-- begin RECORDS PROVIDED --

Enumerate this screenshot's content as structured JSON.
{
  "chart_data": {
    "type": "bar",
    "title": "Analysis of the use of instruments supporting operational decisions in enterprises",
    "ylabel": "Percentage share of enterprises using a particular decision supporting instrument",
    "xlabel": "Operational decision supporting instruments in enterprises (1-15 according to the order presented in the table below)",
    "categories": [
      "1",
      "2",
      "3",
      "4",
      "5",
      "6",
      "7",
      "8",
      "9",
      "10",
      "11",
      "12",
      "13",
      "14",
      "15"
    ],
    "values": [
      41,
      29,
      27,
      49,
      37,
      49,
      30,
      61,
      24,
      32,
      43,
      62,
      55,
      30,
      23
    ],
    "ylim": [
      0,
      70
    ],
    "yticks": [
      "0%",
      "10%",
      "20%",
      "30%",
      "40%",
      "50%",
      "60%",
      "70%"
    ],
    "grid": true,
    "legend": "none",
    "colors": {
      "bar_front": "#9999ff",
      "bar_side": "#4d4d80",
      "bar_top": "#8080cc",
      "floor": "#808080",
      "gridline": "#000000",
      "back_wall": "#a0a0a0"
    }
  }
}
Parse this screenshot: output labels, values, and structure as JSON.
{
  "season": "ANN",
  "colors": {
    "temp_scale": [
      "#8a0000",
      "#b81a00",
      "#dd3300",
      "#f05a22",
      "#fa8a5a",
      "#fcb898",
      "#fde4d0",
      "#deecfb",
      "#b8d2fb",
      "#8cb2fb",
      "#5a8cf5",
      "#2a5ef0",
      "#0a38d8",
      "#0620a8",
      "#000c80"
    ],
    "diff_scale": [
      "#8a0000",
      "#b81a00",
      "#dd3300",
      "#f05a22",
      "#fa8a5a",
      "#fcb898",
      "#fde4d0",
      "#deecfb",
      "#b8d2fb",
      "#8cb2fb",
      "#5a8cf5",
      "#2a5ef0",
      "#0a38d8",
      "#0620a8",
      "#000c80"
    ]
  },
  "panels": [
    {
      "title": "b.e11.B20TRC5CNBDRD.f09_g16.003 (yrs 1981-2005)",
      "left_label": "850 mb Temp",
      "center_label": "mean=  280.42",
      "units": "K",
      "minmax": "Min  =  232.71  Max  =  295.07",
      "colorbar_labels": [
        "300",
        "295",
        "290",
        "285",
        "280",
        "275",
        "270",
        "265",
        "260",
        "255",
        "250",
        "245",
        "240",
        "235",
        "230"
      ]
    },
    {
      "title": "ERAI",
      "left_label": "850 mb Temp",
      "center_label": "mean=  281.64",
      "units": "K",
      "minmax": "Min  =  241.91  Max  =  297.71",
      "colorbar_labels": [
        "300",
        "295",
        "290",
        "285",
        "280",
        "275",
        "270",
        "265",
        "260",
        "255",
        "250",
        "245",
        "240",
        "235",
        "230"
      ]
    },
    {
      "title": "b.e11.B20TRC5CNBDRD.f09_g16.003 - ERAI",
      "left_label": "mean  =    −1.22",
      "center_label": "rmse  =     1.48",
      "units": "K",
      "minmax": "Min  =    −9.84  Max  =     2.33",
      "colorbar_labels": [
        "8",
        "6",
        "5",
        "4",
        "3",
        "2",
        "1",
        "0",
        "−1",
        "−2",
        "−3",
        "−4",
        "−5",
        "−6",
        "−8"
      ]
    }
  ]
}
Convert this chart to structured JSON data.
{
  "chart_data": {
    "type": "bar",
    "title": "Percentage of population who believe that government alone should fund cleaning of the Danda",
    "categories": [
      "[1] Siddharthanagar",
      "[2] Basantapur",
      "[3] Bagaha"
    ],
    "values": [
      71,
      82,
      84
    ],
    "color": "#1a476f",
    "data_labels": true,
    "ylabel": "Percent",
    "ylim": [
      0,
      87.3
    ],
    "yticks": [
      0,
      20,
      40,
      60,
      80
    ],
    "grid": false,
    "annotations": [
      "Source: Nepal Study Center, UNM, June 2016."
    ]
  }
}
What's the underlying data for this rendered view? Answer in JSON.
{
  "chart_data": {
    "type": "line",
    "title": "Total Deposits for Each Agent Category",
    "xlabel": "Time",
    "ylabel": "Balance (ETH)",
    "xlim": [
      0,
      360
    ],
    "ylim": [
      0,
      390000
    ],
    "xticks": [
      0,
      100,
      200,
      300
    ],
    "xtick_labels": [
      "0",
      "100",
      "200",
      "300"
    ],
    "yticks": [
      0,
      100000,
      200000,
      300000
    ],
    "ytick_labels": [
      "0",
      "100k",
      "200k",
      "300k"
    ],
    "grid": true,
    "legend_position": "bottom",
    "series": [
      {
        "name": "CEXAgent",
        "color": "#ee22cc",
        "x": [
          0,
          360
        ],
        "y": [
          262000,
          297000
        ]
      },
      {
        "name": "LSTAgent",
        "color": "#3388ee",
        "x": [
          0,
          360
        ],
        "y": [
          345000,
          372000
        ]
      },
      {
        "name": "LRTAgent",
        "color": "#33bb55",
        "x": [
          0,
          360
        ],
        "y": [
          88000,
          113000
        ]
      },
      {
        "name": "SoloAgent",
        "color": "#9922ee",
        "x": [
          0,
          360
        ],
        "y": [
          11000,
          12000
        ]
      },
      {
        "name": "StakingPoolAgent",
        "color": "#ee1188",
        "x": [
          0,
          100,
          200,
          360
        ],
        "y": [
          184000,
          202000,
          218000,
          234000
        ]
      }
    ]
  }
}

-- end RECORDS PROVIDED --

• _GIVEN TASK_:
Using the listing above, show each line holding the string "instruments".

• _OUTPUT BELOW_:
    "title": "Analysis of the use of instruments supporting operational decisions in enterprises",
    "xlabel": "Operational decision supporting instruments in enterprises (1-15 according to the order presented in the table below)",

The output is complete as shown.